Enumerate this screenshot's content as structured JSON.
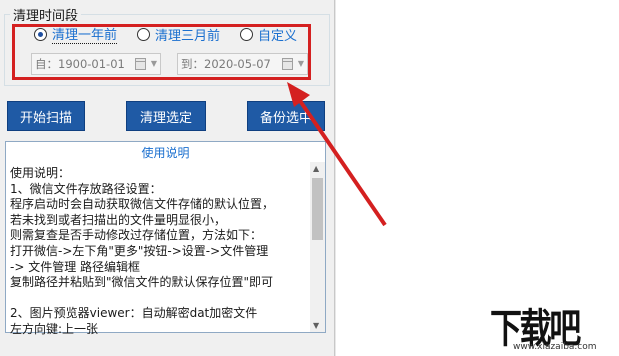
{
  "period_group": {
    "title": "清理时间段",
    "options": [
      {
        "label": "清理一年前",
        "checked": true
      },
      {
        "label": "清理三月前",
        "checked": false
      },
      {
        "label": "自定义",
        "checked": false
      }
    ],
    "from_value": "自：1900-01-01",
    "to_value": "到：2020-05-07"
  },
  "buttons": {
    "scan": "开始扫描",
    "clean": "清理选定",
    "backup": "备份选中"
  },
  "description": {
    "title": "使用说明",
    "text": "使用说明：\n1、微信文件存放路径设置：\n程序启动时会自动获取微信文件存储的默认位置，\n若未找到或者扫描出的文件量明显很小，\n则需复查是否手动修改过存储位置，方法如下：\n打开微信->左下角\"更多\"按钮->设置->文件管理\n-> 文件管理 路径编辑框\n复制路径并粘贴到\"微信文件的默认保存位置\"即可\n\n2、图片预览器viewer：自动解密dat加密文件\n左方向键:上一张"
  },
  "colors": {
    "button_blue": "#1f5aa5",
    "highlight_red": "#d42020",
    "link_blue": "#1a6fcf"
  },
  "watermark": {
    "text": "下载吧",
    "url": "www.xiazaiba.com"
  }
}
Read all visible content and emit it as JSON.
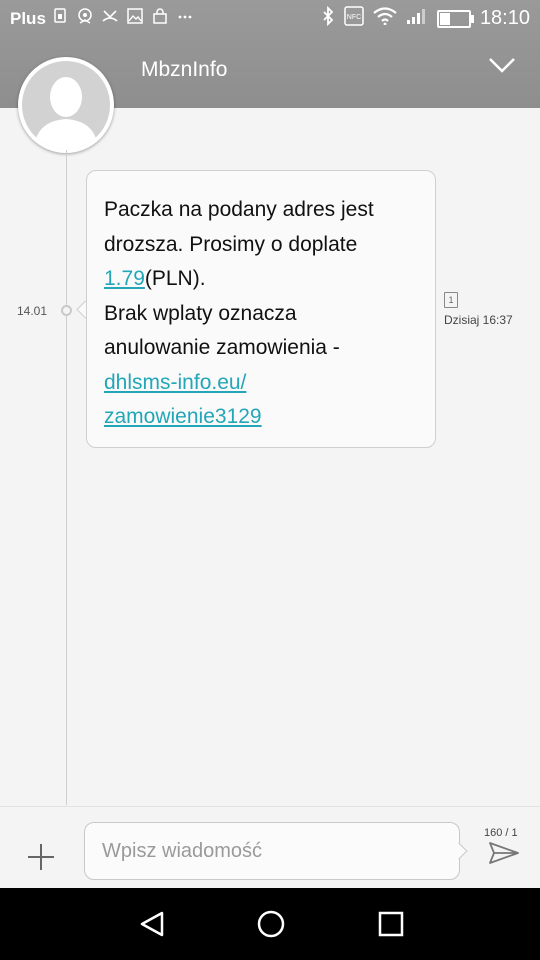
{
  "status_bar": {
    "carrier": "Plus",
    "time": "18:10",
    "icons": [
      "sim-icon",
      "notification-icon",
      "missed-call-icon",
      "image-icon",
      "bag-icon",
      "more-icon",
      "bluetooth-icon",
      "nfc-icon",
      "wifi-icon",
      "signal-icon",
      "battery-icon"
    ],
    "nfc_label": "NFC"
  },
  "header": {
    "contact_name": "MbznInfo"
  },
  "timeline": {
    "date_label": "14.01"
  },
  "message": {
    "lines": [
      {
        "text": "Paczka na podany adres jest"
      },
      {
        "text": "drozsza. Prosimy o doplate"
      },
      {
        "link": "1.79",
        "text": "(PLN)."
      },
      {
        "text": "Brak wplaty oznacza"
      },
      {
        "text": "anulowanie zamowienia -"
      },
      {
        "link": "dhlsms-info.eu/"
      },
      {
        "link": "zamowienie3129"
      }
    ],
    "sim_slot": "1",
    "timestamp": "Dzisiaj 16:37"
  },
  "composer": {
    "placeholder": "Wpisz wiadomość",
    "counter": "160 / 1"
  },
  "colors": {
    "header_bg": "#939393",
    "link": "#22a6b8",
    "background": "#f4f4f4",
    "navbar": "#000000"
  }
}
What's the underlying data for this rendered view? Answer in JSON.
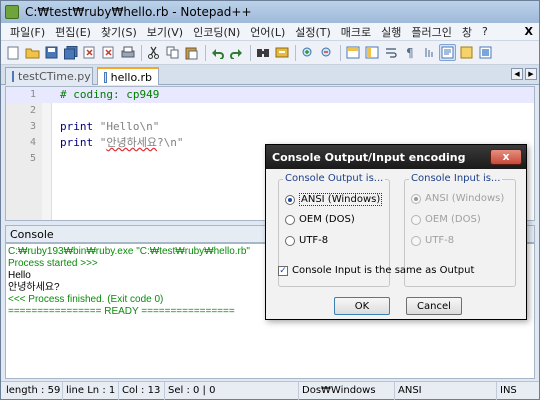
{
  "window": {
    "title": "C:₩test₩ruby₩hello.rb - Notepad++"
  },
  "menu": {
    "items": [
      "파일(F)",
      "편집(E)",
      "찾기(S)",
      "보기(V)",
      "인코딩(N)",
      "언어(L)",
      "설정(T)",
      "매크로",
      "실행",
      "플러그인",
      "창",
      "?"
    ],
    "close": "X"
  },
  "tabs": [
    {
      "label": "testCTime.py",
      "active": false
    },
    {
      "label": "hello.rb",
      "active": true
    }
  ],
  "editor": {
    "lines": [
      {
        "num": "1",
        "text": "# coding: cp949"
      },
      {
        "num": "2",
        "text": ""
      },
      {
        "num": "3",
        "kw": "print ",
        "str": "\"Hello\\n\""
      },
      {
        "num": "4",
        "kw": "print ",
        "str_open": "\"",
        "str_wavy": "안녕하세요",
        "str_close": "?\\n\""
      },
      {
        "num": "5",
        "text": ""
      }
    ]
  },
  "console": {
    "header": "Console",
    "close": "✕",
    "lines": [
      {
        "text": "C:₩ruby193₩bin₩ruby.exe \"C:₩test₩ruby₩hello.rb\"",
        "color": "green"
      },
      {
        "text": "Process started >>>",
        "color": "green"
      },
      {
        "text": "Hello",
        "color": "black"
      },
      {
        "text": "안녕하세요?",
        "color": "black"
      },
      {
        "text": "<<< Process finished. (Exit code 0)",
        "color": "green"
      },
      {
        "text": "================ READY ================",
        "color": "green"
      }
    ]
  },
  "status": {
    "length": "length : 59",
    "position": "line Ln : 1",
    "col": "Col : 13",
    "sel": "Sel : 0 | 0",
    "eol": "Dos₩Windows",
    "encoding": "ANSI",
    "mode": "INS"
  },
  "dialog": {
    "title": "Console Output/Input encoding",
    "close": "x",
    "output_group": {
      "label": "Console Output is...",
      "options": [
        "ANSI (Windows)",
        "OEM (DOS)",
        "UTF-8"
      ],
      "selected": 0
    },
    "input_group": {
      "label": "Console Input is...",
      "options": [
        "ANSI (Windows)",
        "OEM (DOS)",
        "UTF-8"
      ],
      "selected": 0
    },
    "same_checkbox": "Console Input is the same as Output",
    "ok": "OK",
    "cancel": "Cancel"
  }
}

EXERCISE INSTRUCTIONS — Pull out all lines from the entries above that include the word "使用说明".

FINAL ANSWER —
    "title": "使用说明",
    "text": "使用说明：\n1、微信文件存放路径设置：\n程序启动时会自动获取微信文件存储的默认位置，\n若未找到或者扫描出的文件量明显很小，\n则需复查是否手动修改过存储位置，方法如下：\n打开微信->左下角\"更多\"按钮->设置->文件管理\n-> 文件管理 路径编辑框\n复制路径并粘贴到\"微信文件的默认保存位置\"即可\n\n2、图片预览器viewer：自动解密dat加密文件\n左方向键:上一张"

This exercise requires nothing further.